* Given exercise: Below are the records. List every line holding the word "suddenly".
....................
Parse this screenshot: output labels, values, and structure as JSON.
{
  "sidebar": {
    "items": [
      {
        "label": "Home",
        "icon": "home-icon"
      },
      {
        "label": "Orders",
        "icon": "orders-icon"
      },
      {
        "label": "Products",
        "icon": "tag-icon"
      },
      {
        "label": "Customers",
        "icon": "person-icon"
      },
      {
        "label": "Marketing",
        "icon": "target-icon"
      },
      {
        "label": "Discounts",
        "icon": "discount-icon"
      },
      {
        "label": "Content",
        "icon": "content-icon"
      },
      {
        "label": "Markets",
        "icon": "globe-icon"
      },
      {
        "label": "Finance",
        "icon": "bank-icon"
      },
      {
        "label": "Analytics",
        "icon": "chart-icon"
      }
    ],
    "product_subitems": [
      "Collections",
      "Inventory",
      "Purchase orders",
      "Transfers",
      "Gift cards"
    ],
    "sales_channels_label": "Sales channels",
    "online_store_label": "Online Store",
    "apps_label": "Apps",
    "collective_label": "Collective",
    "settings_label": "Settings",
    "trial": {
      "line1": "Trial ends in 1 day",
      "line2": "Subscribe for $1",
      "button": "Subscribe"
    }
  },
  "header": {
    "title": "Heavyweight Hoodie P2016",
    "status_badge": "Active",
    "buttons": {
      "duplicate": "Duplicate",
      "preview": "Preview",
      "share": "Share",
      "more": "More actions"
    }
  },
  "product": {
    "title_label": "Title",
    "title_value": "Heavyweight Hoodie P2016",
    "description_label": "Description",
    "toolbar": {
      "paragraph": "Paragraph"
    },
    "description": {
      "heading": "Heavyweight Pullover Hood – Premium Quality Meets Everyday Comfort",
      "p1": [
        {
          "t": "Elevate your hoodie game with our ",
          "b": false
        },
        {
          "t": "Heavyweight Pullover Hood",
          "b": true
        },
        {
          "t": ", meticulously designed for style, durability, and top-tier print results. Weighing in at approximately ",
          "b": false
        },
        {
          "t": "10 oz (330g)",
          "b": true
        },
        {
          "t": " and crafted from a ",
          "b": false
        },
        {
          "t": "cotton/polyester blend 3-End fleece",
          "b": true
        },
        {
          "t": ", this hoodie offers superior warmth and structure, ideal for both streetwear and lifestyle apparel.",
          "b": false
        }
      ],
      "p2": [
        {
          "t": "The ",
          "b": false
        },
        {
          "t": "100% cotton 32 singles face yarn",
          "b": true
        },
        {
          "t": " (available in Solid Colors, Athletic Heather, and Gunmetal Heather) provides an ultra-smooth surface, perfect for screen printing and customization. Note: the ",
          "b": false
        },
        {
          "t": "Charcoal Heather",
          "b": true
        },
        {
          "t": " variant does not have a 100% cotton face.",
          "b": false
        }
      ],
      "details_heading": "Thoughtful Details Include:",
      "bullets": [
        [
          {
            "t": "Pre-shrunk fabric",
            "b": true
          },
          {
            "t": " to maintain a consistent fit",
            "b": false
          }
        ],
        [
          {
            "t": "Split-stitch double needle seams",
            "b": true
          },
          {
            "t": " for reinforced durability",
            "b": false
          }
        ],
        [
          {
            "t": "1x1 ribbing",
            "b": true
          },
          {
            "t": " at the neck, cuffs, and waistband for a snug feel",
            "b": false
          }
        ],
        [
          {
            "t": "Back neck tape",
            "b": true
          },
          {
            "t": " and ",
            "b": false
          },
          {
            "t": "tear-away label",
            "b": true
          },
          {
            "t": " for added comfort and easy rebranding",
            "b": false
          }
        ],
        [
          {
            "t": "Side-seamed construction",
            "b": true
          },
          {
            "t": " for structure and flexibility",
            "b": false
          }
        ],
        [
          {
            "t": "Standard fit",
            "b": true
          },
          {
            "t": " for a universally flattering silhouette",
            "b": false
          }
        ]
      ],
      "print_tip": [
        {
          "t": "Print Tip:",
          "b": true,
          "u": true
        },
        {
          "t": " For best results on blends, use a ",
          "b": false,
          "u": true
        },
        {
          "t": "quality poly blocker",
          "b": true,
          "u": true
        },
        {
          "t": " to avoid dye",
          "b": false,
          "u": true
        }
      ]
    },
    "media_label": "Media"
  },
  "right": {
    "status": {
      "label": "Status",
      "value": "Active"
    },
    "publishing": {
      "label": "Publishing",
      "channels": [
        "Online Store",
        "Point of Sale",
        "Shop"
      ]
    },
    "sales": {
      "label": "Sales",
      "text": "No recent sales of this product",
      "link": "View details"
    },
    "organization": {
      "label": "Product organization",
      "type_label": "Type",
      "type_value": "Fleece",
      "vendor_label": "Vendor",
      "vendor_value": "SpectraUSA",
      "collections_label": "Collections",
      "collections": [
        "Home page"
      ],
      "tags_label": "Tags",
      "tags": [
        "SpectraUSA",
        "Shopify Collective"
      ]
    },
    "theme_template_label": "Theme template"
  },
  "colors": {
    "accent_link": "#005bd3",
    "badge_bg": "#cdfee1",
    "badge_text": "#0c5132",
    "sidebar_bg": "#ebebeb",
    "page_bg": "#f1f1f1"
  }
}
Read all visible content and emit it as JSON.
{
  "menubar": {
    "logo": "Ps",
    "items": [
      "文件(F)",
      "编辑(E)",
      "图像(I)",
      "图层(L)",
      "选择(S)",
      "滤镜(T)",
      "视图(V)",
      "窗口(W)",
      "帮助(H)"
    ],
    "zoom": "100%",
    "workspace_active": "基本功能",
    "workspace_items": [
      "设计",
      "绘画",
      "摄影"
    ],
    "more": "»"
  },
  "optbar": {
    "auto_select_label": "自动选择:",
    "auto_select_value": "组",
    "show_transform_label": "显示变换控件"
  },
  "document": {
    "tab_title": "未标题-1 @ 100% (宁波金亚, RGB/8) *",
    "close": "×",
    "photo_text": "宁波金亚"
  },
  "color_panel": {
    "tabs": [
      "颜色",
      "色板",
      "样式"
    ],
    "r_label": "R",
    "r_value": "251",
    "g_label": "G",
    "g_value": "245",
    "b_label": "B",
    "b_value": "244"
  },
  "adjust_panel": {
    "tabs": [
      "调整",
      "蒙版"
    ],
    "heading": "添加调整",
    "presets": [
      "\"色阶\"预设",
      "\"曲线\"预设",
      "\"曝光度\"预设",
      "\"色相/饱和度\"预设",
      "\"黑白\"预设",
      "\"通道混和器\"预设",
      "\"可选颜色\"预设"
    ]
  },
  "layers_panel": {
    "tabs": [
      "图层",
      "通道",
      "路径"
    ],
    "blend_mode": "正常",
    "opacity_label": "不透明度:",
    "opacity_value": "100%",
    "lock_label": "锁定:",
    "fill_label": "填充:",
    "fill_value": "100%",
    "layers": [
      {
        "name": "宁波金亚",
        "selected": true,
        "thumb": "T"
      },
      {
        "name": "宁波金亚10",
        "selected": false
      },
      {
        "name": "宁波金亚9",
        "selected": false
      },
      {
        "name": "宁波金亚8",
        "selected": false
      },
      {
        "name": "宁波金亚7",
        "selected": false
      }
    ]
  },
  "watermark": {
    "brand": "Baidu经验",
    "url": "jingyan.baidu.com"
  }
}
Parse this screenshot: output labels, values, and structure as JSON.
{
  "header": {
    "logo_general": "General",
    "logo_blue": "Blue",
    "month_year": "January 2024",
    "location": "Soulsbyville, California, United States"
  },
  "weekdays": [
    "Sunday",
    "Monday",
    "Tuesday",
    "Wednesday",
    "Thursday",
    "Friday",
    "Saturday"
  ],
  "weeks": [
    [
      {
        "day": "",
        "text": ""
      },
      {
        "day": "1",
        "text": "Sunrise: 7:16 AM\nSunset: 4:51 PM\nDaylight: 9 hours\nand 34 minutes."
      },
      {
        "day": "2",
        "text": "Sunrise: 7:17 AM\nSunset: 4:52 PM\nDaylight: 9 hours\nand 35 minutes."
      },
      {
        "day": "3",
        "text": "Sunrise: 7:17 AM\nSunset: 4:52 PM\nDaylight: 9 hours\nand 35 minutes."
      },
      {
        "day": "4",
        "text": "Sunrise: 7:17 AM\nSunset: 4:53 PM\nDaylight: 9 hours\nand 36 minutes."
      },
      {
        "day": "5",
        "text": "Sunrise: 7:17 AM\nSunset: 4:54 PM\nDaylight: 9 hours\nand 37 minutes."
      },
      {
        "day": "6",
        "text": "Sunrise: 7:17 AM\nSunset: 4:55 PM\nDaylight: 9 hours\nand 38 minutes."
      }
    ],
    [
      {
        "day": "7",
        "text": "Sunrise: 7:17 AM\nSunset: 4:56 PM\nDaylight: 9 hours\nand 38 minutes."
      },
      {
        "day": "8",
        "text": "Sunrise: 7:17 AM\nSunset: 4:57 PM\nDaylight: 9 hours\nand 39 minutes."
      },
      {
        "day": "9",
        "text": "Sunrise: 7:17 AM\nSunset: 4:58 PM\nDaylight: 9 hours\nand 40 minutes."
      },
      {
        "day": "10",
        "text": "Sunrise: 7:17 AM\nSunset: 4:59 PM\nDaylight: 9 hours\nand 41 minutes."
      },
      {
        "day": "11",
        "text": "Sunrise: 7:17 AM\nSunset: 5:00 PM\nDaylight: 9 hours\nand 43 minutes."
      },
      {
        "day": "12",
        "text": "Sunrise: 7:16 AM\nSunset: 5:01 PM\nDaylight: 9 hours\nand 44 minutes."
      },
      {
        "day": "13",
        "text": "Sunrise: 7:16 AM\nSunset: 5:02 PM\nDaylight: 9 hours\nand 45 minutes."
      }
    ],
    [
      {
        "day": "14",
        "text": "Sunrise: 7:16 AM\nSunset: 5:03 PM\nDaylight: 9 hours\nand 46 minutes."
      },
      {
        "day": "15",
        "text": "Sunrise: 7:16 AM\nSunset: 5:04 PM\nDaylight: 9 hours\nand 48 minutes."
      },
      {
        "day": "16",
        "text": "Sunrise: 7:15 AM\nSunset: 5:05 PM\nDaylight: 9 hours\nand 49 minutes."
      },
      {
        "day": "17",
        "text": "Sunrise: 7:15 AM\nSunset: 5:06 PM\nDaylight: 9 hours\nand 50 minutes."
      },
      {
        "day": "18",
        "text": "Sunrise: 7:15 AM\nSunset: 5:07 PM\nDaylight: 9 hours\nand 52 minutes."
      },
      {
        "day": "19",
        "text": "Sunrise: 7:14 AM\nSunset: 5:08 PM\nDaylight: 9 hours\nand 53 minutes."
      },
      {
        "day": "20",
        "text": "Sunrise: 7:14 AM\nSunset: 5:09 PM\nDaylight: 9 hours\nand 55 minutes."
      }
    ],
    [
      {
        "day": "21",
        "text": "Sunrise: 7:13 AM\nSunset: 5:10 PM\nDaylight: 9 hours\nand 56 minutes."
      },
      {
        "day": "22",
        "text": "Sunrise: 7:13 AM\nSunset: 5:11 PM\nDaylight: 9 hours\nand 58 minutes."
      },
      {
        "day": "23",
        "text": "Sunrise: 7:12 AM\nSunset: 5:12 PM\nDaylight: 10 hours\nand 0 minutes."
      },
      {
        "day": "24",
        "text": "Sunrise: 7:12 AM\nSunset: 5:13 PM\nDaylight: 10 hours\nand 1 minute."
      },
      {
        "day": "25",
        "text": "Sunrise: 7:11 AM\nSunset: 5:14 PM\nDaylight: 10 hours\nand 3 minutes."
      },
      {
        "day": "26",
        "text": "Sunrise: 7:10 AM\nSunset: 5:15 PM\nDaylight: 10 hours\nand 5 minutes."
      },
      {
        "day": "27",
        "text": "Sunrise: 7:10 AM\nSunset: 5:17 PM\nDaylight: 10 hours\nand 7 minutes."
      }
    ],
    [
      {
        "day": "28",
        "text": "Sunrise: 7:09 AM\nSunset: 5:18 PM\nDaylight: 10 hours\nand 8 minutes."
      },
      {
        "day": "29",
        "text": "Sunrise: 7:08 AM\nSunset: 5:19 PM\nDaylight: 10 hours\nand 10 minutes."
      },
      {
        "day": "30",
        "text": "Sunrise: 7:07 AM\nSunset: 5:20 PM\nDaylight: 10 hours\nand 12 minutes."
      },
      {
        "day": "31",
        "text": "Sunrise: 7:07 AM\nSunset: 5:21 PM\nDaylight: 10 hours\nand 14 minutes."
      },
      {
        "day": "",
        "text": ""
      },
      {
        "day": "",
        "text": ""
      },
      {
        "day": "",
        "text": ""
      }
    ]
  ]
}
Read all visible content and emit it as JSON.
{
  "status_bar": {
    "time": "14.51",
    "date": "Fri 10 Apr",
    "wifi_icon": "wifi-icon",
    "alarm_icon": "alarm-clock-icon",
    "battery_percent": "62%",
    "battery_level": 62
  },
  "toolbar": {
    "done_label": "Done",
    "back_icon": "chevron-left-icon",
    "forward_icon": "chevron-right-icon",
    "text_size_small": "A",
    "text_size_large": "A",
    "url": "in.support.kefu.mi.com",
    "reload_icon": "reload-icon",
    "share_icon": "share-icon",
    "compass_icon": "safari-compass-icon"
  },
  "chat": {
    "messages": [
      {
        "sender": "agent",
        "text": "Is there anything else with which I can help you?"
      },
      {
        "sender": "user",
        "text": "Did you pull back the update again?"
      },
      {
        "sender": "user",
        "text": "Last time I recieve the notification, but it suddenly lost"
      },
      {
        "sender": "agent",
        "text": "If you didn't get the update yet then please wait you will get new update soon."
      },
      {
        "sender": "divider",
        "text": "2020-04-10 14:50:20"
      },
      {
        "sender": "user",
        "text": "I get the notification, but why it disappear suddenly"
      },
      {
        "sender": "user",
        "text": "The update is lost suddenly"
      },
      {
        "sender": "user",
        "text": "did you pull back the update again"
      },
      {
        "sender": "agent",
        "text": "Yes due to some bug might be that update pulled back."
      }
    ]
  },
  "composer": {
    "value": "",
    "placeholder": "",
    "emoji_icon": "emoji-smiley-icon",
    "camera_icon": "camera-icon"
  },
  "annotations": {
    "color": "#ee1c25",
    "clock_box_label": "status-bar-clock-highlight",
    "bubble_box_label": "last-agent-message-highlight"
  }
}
....................
* Full solution:
        "text": "Last time I recieve the notification, but it suddenly lost"
        "text": "I get the notification, but why it disappear suddenly"
        "text": "The update is lost suddenly"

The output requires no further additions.